What you should do:
Transcribe the listing verbatim. Do not carry over any pictures.

Extracted information:

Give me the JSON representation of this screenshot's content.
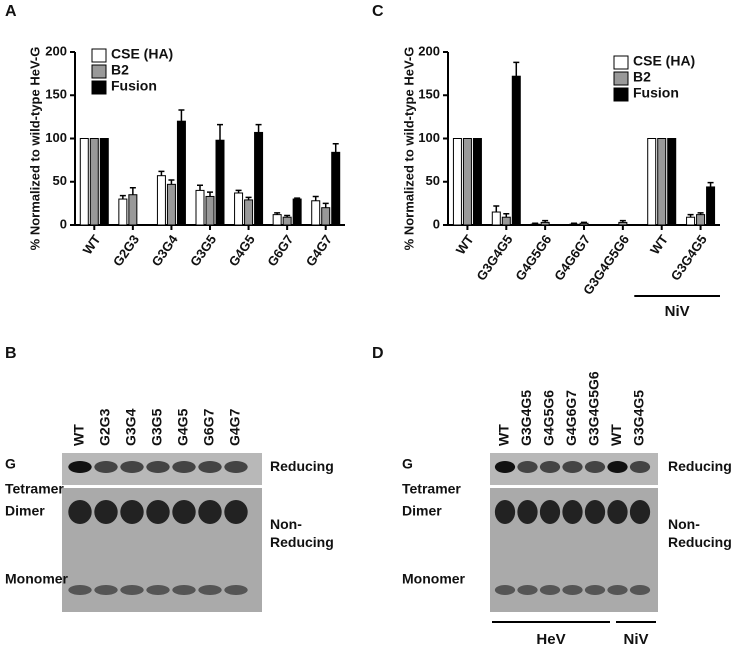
{
  "chart_data": [
    {
      "type": "bar",
      "panel": "A",
      "ylabel": "% Normalized to wild-type HeV-G",
      "categories": [
        "WT",
        "G2G3",
        "G3G4",
        "G3G5",
        "G4G5",
        "G6G7",
        "G4G7"
      ],
      "ylim": [
        0,
        200
      ],
      "yticks": [
        0,
        50,
        100,
        150,
        200
      ],
      "series": [
        {
          "name": "CSE (HA)",
          "color": "#ffffff",
          "values": [
            100,
            30,
            57,
            40,
            37,
            12,
            28
          ],
          "errors": [
            0,
            4,
            5,
            6,
            3,
            2,
            5
          ]
        },
        {
          "name": "B2",
          "color": "#999999",
          "values": [
            100,
            35,
            47,
            33,
            29,
            9,
            20
          ],
          "errors": [
            0,
            8,
            5,
            5,
            3,
            2,
            5
          ]
        },
        {
          "name": "Fusion",
          "color": "#000000",
          "values": [
            100,
            null,
            120,
            98,
            107,
            30,
            84
          ],
          "errors": [
            0,
            null,
            13,
            18,
            9,
            1,
            10
          ]
        }
      ]
    },
    {
      "type": "bar",
      "panel": "C",
      "ylabel": "% Normalized to wild-type HeV-G",
      "categories": [
        "WT",
        "G3G4G5",
        "G4G5G6",
        "G4G6G7",
        "G3G4G5G6",
        "WT",
        "G3G4G5"
      ],
      "annotation": "NiV",
      "ylim": [
        0,
        200
      ],
      "yticks": [
        0,
        50,
        100,
        150,
        200
      ],
      "series": [
        {
          "name": "CSE (HA)",
          "color": "#ffffff",
          "values": [
            100,
            15,
            1,
            1,
            0,
            100,
            9
          ],
          "errors": [
            0,
            7,
            1,
            1,
            0,
            0,
            3
          ]
        },
        {
          "name": "B2",
          "color": "#999999",
          "values": [
            100,
            9,
            3,
            2,
            3,
            100,
            12
          ],
          "errors": [
            0,
            4,
            2,
            1,
            2,
            0,
            2
          ]
        },
        {
          "name": "Fusion",
          "color": "#000000",
          "values": [
            100,
            172,
            0,
            0,
            0,
            100,
            44
          ],
          "errors": [
            0,
            16,
            0,
            0,
            0,
            0,
            5
          ]
        }
      ]
    }
  ],
  "blots": [
    {
      "panel": "B",
      "lanes": [
        "WT",
        "G2G3",
        "G3G4",
        "G3G5",
        "G4G5",
        "G6G7",
        "G4G7"
      ],
      "left_labels": [
        "G",
        "Tetramer",
        "Dimer",
        "Monomer"
      ],
      "right_labels": [
        "Reducing",
        "Non-\nReducing"
      ]
    },
    {
      "panel": "D",
      "lanes": [
        "WT",
        "G3G4G5",
        "G4G5G6",
        "G4G6G7",
        "G3G4G5G6",
        "WT",
        "G3G4G5"
      ],
      "left_labels": [
        "G",
        "Tetramer",
        "Dimer",
        "Monomer"
      ],
      "right_labels": [
        "Reducing",
        "Non-\nReducing"
      ],
      "groups": [
        "HeV",
        "NiV"
      ]
    }
  ]
}
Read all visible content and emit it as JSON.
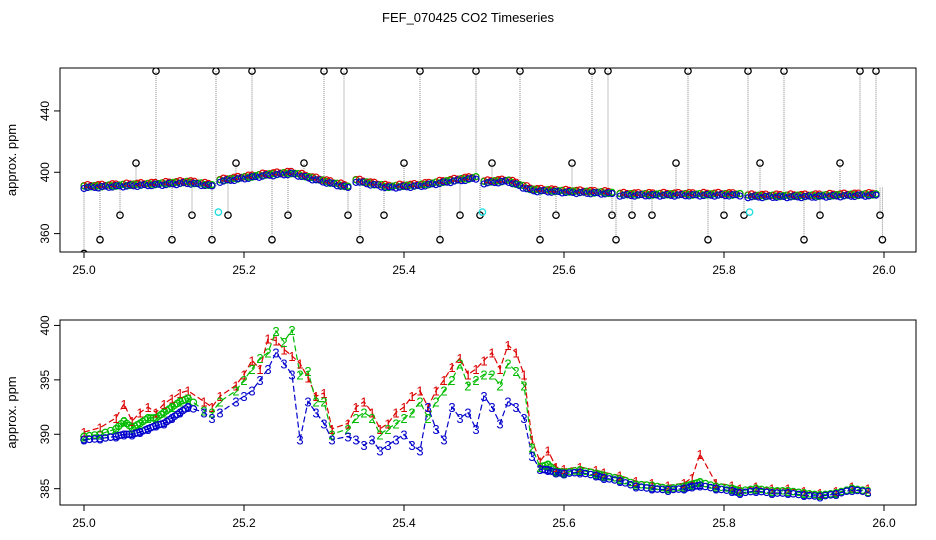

Completed exercise:
Give me the JSON representation of this screenshot's content.
{
  "chart_data": [
    {
      "type": "bar",
      "panel": "A",
      "ylabel": "% Normalized to wild-type HeV-G",
      "categories": [
        "WT",
        "G2G3",
        "G3G4",
        "G3G5",
        "G4G5",
        "G6G7",
        "G4G7"
      ],
      "ylim": [
        0,
        200
      ],
      "yticks": [
        0,
        50,
        100,
        150,
        200
      ],
      "series": [
        {
          "name": "CSE (HA)",
          "color": "#ffffff",
          "values": [
            100,
            30,
            57,
            40,
            37,
            12,
            28
          ],
          "errors": [
            0,
            4,
            5,
            6,
            3,
            2,
            5
          ]
        },
        {
          "name": "B2",
          "color": "#999999",
          "values": [
            100,
            35,
            47,
            33,
            29,
            9,
            20
          ],
          "errors": [
            0,
            8,
            5,
            5,
            3,
            2,
            5
          ]
        },
        {
          "name": "Fusion",
          "color": "#000000",
          "values": [
            100,
            null,
            120,
            98,
            107,
            30,
            84
          ],
          "errors": [
            0,
            null,
            13,
            18,
            9,
            1,
            10
          ]
        }
      ]
    },
    {
      "type": "bar",
      "panel": "C",
      "ylabel": "% Normalized to wild-type HeV-G",
      "categories": [
        "WT",
        "G3G4G5",
        "G4G5G6",
        "G4G6G7",
        "G3G4G5G6",
        "WT",
        "G3G4G5"
      ],
      "annotation": "NiV",
      "ylim": [
        0,
        200
      ],
      "yticks": [
        0,
        50,
        100,
        150,
        200
      ],
      "series": [
        {
          "name": "CSE (HA)",
          "color": "#ffffff",
          "values": [
            100,
            15,
            1,
            1,
            0,
            100,
            9
          ],
          "errors": [
            0,
            7,
            1,
            1,
            0,
            0,
            3
          ]
        },
        {
          "name": "B2",
          "color": "#999999",
          "values": [
            100,
            9,
            3,
            2,
            3,
            100,
            12
          ],
          "errors": [
            0,
            4,
            2,
            1,
            2,
            0,
            2
          ]
        },
        {
          "name": "Fusion",
          "color": "#000000",
          "values": [
            100,
            172,
            0,
            0,
            0,
            100,
            44
          ],
          "errors": [
            0,
            16,
            0,
            0,
            0,
            0,
            5
          ]
        }
      ]
    }
  ],
  "blots": [
    {
      "panel": "B",
      "lanes": [
        "WT",
        "G2G3",
        "G3G4",
        "G3G5",
        "G4G5",
        "G6G7",
        "G4G7"
      ],
      "left_labels": [
        "G",
        "Tetramer",
        "Dimer",
        "Monomer"
      ],
      "right_labels": [
        "Reducing",
        "Non-\nReducing"
      ]
    },
    {
      "panel": "D",
      "lanes": [
        "WT",
        "G3G4G5",
        "G4G5G6",
        "G4G6G7",
        "G3G4G5G6",
        "WT",
        "G3G4G5"
      ],
      "left_labels": [
        "G",
        "Tetramer",
        "Dimer",
        "Monomer"
      ],
      "right_labels": [
        "Reducing",
        "Non-\nReducing"
      ],
      "groups": [
        "HeV",
        "NiV"
      ]
    }
  ]
}
Read all visible content and emit it as JSON.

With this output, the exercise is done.